**TEXT BLOCK**:
One final remark to close this section: I’ve discussed foreign keys because they’re of considerable pragmatic importance, also because they’re part of the model as originally defined. But I’d like to stress the point that they’re not truly fundamental—they’re really just shorthand for certain integrity constraints that are commonly required in practice, as we’ll see in Chapter 8. (In fact, much the same could be said for keys as well, but in the case of keys the practical benefits of providing a shorthand are overwhelming.)

RELVARS AND PREDICATES

Now we come to what in many ways is the most important part of this chapter. The essence of it is this: There’s another way to think about relvars. I mean, most people think of relvars as if they were just files in the traditional computing sense—rather abstract files, perhaps (disciplined might be a better word than abstract), but files nonetheless. But there’s a different way to look at them, a way that I believe can lead to a much deeper understanding of what’s really going on. It goes like this.

Consider the suppliers relvar S. Like all relvars, that relvar is supposed to represent some portion of the real world. In fact, I can be more precise: The heading of that relvar represents a certain predicate, meaning it’s a kind of generic statement about some portion of the real world (it’s generic because it’s parameterized, as I’ll explain in a moment). The predicate in question looks something like this:

Supplier SNO is under contract, is named SNAME, has status STATUS, and is located in city CITY.

This predicate is the interpretation, or intended interpretation—in other words, the meaning, also called the intension (note the spelling)—for relvar S.

In general, you can think of a predicate as a truth valued function. Like all functions, it has a set of parameters; it returns a result when it’s invoked; and (because it’s truth valued) that result is either TRUE or FALSE. In the case of the predicate just shown, for example, the parameters are SNO, SNAME, STATUS, and CITY (corresponding of course to the attributes of the relvar), and they stand for values of the applicable types (CHAR, CHAR, INTEGER, and CHAR, respectively). When we invoke the function—when we instantiate the predicate, as the logicians say—we substitute arguments for the parameters. Suppose we substitute the arguments S1, Smith, 20, and London, respectively. Then we obtain the following statement:

Supplier S1 is under contract, is named Smith, has status 20, and is located in city London.

This statement is in fact a proposition, which in logic is something that’s unequivocally either true or false. Here are a couple of examples:

  1. Edward Abbey wrote The Monkey Wrench Gang.

  2. William Shakespeare wrote The Monkey Wrench Gang.

**DATA ENTRIES**:

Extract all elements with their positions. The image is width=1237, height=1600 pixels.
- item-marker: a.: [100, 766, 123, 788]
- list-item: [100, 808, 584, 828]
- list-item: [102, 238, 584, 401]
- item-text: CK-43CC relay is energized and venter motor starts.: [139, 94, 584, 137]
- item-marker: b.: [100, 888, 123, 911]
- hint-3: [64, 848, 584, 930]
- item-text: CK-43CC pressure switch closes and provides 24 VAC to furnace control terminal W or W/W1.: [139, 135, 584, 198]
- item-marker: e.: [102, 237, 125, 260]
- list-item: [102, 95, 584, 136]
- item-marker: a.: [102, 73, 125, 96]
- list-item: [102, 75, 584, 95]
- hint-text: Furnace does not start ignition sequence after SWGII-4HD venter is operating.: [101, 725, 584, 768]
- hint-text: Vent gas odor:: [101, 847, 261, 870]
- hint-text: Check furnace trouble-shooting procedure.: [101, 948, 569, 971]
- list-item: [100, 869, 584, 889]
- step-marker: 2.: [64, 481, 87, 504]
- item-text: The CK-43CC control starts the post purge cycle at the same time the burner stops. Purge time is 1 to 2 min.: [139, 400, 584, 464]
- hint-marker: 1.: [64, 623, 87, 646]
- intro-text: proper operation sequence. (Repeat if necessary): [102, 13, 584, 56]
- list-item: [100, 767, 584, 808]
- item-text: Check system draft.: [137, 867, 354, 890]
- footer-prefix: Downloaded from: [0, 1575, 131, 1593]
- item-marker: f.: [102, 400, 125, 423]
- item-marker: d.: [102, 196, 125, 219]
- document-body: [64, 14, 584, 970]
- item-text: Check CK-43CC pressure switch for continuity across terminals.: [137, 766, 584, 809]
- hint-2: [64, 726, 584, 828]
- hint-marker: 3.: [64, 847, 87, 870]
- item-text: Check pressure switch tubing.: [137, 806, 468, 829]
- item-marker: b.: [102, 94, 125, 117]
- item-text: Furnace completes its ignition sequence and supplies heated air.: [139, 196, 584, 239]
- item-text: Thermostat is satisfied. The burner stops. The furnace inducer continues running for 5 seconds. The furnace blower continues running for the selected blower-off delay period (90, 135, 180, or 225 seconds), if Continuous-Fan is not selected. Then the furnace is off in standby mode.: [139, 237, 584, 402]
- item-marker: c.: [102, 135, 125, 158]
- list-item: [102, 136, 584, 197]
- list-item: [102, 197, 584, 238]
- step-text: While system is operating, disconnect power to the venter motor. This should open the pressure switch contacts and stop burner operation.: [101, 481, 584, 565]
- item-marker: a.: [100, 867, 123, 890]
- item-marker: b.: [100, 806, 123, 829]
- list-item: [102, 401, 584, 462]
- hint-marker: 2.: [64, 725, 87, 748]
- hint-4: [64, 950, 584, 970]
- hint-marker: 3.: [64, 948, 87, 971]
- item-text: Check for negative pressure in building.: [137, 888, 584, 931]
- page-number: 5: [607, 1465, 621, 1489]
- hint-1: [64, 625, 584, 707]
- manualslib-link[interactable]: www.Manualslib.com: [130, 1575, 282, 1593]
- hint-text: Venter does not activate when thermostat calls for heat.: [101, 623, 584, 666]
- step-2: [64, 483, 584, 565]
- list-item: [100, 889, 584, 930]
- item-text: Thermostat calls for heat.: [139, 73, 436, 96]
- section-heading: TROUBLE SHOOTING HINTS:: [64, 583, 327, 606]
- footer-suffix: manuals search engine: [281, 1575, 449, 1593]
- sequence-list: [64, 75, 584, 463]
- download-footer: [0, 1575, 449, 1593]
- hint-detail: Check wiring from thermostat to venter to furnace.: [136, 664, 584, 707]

**WHAT YOU SHOULD DO**: Repeat the passage on relvars and predicates above word for word, from "In general, you" up to and including "in city London.".

**RESULT FOR THIS TASK**:
In general, you can think of a predicate as a truth valued function. Like all functions, it has a set of parameters; it returns a result when it’s invoked; and (because it’s truth valued) that result is either TRUE or FALSE. In the case of the predicate just shown, for example, the parameters are SNO, SNAME, STATUS, and CITY (corresponding of course to the attributes of the relvar), and they stand for values of the applicable types (CHAR, CHAR, INTEGER, and CHAR, respectively). When we invoke the function—when we instantiate the predicate, as the logicians say—we substitute arguments for the parameters. Suppose we substitute the arguments S1, Smith, 20, and London, respectively. Then we obtain the following statement:

Supplier S1 is under contract, is named Smith, has status 20, and is located in city London.